- Supplied records

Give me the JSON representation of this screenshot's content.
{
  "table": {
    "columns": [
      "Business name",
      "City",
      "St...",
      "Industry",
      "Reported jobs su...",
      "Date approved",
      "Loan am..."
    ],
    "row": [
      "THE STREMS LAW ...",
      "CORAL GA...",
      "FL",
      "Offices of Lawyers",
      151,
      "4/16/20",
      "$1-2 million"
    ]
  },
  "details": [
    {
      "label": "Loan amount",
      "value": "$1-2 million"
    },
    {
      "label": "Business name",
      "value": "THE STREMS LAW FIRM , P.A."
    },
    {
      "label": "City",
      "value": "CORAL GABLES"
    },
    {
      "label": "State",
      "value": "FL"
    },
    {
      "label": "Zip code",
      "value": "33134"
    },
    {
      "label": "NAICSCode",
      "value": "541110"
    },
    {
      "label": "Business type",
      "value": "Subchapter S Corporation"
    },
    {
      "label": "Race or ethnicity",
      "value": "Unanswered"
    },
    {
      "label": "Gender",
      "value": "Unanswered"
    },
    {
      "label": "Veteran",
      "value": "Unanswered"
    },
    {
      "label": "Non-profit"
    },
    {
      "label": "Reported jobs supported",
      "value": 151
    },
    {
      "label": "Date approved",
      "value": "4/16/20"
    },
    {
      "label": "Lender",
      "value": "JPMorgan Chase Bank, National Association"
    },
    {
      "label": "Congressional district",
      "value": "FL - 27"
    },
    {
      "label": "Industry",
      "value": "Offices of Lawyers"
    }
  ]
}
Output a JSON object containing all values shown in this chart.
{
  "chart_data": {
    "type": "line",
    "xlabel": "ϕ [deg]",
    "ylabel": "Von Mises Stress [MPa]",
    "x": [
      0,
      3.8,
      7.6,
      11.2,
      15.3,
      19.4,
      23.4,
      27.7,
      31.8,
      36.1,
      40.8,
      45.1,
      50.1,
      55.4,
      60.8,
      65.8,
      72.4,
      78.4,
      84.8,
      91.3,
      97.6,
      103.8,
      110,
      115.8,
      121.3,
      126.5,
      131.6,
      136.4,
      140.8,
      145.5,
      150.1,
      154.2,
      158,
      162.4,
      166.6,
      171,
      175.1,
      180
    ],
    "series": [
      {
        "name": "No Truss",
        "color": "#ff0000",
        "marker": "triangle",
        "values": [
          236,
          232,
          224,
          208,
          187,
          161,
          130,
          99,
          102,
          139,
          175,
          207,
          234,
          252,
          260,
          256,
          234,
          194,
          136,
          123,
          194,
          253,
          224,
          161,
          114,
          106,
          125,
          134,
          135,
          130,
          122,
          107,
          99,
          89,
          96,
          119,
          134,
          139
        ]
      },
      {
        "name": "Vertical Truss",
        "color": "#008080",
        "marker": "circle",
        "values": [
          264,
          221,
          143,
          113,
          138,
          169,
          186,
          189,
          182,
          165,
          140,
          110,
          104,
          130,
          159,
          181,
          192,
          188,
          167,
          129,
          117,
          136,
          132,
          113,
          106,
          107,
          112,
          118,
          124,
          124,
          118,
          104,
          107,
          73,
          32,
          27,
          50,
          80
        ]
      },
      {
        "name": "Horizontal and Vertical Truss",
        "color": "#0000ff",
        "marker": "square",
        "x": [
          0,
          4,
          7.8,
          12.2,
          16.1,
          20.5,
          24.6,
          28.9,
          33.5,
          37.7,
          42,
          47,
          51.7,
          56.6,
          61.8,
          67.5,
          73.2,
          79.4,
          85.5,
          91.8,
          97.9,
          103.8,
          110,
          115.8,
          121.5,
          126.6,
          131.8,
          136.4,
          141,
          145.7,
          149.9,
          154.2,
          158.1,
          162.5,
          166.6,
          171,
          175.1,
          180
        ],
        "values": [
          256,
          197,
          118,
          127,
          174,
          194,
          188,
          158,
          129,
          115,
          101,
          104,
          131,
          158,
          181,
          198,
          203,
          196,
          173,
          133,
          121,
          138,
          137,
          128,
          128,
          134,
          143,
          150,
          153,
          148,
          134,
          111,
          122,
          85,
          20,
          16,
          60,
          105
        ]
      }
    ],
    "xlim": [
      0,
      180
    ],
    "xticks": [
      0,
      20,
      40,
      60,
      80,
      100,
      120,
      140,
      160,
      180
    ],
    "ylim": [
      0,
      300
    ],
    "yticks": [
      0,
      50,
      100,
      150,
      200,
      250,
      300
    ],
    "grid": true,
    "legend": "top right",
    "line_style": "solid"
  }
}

- Work instructions
Copy all the lines, exactly.

- Exercise output
Give me the JSON representation of this screenshot's content.
{
  "table": {
    "columns": [
      "Business name",
      "City",
      "St...",
      "Industry",
      "Reported jobs su...",
      "Date approved",
      "Loan am..."
    ],
    "row": [
      "THE STREMS LAW ...",
      "CORAL GA...",
      "FL",
      "Offices of Lawyers",
      151,
      "4/16/20",
      "$1-2 million"
    ]
  },
  "details": [
    {
      "label": "Loan amount",
      "value": "$1-2 million"
    },
    {
      "label": "Business name",
      "value": "THE STREMS LAW FIRM , P.A."
    },
    {
      "label": "City",
      "value": "CORAL GABLES"
    },
    {
      "label": "State",
      "value": "FL"
    },
    {
      "label": "Zip code",
      "value": "33134"
    },
    {
      "label": "NAICSCode",
      "value": "541110"
    },
    {
      "label": "Business type",
      "value": "Subchapter S Corporation"
    },
    {
      "label": "Race or ethnicity",
      "value": "Unanswered"
    },
    {
      "label": "Gender",
      "value": "Unanswered"
    },
    {
      "label": "Veteran",
      "value": "Unanswered"
    },
    {
      "label": "Non-profit"
    },
    {
      "label": "Reported jobs supported",
      "value": 151
    },
    {
      "label": "Date approved",
      "value": "4/16/20"
    },
    {
      "label": "Lender",
      "value": "JPMorgan Chase Bank, National Association"
    },
    {
      "label": "Congressional district",
      "value": "FL - 27"
    },
    {
      "label": "Industry",
      "value": "Offices of Lawyers"
    }
  ]
}
Output a JSON object containing all values shown in this chart.
{
  "chart_data": {
    "type": "line",
    "xlabel": "ϕ [deg]",
    "ylabel": "Von Mises Stress [MPa]",
    "x": [
      0,
      3.8,
      7.6,
      11.2,
      15.3,
      19.4,
      23.4,
      27.7,
      31.8,
      36.1,
      40.8,
      45.1,
      50.1,
      55.4,
      60.8,
      65.8,
      72.4,
      78.4,
      84.8,
      91.3,
      97.6,
      103.8,
      110,
      115.8,
      121.3,
      126.5,
      131.6,
      136.4,
      140.8,
      145.5,
      150.1,
      154.2,
      158,
      162.4,
      166.6,
      171,
      175.1,
      180
    ],
    "series": [
      {
        "name": "No Truss",
        "color": "#ff0000",
        "marker": "triangle",
        "values": [
          236,
          232,
          224,
          208,
          187,
          161,
          130,
          99,
          102,
          139,
          175,
          207,
          234,
          252,
          260,
          256,
          234,
          194,
          136,
          123,
          194,
          253,
          224,
          161,
          114,
          106,
          125,
          134,
          135,
          130,
          122,
          107,
          99,
          89,
          96,
          119,
          134,
          139
        ]
      },
      {
        "name": "Vertical Truss",
        "color": "#008080",
        "marker": "circle",
        "values": [
          264,
          221,
          143,
          113,
          138,
          169,
          186,
          189,
          182,
          165,
          140,
          110,
          104,
          130,
          159,
          181,
          192,
          188,
          167,
          129,
          117,
          136,
          132,
          113,
          106,
          107,
          112,
          118,
          124,
          124,
          118,
          104,
          107,
          73,
          32,
          27,
          50,
          80
        ]
      },
      {
        "name": "Horizontal and Vertical Truss",
        "color": "#0000ff",
        "marker": "square",
        "x": [
          0,
          4,
          7.8,
          12.2,
          16.1,
          20.5,
          24.6,
          28.9,
          33.5,
          37.7,
          42,
          47,
          51.7,
          56.6,
          61.8,
          67.5,
          73.2,
          79.4,
          85.5,
          91.8,
          97.9,
          103.8,
          110,
          115.8,
          121.5,
          126.6,
          131.8,
          136.4,
          141,
          145.7,
          149.9,
          154.2,
          158.1,
          162.5,
          166.6,
          171,
          175.1,
          180
        ],
        "values": [
          256,
          197,
          118,
          127,
          174,
          194,
          188,
          158,
          129,
          115,
          101,
          104,
          131,
          158,
          181,
          198,
          203,
          196,
          173,
          133,
          121,
          138,
          137,
          128,
          128,
          134,
          143,
          150,
          153,
          148,
          134,
          111,
          122,
          85,
          20,
          16,
          60,
          105
        ]
      }
    ],
    "xlim": [
      0,
      180
    ],
    "xticks": [
      0,
      20,
      40,
      60,
      80,
      100,
      120,
      140,
      160,
      180
    ],
    "ylim": [
      0,
      300
    ],
    "yticks": [
      0,
      50,
      100,
      150,
      200,
      250,
      300
    ],
    "grid": true,
    "legend": "top right",
    "line_style": "solid"
  }
}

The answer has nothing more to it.